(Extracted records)

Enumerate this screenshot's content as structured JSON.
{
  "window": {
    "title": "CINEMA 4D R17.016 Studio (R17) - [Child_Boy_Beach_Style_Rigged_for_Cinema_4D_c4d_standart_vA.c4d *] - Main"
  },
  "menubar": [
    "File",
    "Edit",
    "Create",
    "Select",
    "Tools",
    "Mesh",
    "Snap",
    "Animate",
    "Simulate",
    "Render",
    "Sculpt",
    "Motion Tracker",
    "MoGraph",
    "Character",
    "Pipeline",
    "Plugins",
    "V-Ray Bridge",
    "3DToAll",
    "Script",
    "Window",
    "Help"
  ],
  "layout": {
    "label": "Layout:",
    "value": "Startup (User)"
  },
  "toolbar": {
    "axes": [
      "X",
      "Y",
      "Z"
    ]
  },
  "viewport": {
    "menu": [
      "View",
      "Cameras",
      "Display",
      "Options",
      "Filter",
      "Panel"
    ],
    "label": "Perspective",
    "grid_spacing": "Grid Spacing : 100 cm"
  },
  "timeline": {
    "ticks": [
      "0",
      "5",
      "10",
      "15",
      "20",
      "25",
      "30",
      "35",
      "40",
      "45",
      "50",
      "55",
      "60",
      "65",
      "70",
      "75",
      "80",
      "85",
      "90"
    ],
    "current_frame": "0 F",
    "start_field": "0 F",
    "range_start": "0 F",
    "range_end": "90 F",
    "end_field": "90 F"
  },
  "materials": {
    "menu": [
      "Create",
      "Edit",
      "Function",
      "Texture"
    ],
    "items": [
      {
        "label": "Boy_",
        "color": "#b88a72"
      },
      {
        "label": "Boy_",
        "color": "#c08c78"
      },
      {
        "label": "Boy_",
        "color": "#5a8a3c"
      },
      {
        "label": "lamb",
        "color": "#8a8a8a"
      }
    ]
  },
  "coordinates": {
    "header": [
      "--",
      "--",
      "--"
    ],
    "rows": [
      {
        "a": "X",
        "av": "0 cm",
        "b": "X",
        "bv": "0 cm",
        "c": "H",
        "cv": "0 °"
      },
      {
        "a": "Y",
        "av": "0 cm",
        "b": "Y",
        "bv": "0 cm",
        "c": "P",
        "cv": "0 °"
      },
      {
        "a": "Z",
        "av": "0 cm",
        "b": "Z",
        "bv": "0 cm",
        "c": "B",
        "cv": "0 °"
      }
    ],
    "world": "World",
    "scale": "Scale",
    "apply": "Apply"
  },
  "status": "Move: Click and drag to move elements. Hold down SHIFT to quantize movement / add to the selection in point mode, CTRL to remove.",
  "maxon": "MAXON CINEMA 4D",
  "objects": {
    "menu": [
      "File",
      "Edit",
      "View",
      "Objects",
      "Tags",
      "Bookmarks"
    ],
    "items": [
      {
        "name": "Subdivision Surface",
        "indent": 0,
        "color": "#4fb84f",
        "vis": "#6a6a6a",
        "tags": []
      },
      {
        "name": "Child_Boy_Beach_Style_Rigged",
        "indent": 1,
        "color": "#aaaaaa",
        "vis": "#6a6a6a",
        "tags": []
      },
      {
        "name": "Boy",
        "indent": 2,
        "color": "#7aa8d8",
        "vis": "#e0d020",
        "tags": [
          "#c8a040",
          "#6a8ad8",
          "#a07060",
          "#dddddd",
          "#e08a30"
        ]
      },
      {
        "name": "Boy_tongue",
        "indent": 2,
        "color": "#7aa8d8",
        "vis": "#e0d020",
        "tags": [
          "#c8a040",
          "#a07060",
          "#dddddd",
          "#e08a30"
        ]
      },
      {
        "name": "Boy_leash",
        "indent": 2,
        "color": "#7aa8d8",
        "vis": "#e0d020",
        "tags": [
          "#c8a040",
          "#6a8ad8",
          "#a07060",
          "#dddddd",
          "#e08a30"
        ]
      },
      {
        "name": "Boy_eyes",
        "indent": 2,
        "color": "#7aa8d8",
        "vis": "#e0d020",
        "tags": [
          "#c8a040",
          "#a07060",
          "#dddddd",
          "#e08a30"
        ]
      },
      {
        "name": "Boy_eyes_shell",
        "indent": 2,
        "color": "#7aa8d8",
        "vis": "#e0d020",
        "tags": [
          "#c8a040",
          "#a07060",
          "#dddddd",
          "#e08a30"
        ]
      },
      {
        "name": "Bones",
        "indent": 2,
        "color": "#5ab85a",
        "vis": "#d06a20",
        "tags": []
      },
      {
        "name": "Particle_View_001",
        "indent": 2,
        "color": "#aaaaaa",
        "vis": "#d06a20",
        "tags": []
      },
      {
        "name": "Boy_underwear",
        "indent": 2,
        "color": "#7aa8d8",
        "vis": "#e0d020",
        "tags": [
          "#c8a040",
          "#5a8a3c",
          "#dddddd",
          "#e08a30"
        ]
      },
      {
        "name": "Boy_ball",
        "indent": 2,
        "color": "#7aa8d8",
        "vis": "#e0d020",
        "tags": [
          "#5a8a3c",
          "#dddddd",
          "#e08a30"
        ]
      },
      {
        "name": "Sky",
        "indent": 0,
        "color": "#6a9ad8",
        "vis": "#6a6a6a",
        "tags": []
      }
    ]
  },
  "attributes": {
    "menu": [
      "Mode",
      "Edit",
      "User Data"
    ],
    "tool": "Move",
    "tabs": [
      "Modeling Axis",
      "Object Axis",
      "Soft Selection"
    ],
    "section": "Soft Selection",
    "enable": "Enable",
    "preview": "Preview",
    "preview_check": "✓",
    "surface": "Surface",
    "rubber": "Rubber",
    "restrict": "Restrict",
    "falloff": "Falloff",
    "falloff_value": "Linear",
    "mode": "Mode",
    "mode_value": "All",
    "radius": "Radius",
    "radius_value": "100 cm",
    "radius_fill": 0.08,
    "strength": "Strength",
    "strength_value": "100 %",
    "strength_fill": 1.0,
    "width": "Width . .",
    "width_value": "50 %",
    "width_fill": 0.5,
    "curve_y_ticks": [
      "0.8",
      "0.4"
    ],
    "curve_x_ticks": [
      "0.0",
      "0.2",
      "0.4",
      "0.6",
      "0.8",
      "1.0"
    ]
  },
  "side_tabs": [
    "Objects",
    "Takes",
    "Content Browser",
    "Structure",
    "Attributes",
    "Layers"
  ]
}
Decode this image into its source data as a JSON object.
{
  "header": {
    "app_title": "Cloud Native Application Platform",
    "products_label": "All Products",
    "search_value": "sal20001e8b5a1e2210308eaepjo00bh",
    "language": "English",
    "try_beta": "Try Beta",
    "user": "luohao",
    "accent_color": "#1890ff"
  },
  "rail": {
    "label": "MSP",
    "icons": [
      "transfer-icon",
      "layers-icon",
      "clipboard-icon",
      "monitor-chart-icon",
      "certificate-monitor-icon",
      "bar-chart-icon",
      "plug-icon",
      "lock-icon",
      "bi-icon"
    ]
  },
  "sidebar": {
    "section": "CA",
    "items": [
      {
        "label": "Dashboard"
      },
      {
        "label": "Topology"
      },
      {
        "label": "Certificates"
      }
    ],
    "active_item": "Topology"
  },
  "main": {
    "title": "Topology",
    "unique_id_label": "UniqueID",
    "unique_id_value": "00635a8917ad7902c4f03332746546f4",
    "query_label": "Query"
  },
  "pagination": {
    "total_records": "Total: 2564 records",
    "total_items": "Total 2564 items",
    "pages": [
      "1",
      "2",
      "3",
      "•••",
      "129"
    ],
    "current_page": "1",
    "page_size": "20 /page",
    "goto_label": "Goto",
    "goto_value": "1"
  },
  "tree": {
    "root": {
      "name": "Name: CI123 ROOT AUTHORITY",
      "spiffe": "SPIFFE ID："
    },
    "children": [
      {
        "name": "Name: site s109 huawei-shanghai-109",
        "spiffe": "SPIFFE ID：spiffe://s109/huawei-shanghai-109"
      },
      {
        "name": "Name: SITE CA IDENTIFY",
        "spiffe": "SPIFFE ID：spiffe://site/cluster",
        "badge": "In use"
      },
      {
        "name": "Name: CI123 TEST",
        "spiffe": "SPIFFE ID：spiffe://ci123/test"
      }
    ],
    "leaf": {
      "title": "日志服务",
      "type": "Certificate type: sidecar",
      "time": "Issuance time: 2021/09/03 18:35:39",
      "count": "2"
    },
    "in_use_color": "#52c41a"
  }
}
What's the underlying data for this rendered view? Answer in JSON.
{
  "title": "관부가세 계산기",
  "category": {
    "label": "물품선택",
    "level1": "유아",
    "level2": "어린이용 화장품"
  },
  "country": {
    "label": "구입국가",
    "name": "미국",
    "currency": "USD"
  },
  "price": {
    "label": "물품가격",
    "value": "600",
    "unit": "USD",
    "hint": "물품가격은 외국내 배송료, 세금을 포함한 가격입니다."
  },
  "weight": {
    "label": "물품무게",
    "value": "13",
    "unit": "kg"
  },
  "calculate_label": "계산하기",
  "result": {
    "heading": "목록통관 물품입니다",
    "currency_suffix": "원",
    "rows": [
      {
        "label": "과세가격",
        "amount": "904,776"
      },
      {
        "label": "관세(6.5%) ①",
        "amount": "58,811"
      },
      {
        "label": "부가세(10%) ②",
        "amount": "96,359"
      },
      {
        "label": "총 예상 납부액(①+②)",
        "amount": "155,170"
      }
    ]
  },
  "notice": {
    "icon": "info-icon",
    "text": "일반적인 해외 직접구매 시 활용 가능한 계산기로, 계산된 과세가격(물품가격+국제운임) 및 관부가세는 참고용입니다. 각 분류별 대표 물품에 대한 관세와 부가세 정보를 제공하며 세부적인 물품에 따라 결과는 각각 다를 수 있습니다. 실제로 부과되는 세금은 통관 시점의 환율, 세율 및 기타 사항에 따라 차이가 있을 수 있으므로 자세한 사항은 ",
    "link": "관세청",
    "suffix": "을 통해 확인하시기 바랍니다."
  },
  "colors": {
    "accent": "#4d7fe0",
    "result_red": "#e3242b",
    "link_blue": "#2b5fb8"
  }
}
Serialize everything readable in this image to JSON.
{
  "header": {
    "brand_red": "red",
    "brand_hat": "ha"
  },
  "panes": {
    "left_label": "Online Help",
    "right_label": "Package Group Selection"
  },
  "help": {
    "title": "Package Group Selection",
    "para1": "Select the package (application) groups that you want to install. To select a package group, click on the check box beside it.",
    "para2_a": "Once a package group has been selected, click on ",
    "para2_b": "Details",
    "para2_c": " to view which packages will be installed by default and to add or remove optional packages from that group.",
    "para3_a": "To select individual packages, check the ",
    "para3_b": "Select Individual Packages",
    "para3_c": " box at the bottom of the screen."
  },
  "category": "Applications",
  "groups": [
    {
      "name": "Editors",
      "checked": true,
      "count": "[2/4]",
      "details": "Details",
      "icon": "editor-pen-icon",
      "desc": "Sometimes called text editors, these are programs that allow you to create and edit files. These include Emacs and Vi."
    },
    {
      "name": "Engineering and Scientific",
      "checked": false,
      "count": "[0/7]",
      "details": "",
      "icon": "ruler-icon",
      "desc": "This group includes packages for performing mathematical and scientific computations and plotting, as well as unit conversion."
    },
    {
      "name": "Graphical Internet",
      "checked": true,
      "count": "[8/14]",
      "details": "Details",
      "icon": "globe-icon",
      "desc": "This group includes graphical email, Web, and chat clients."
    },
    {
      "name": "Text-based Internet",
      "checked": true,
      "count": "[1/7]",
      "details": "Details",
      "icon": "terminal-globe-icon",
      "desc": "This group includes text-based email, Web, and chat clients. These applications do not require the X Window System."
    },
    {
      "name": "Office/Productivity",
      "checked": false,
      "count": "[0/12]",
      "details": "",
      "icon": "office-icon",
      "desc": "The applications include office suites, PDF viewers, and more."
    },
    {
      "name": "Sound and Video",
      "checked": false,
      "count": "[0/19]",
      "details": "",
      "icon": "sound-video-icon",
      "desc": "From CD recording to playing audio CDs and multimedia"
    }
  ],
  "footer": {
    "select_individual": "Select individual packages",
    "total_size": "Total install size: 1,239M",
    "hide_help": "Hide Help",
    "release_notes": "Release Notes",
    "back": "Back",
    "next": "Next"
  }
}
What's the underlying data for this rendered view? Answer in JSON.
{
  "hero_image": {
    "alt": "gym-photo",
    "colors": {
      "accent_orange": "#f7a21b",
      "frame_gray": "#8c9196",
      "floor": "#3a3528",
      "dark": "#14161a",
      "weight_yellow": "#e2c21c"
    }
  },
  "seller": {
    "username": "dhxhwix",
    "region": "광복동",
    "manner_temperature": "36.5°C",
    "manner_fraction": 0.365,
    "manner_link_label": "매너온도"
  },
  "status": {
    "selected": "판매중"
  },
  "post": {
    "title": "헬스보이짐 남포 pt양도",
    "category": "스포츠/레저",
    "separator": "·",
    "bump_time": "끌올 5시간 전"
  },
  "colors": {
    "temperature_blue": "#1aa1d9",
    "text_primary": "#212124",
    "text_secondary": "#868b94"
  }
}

> [WHAT YOU SHOULD DO]
Wherever a line in the data above holds "status", copy that line.

> [CORRECT RESPONSE]
  "status": "Move: Click and drag to move elements. Hold down SHIFT to quantize movement / add to the selection in point mode, CTRL to remove.",
  "status": {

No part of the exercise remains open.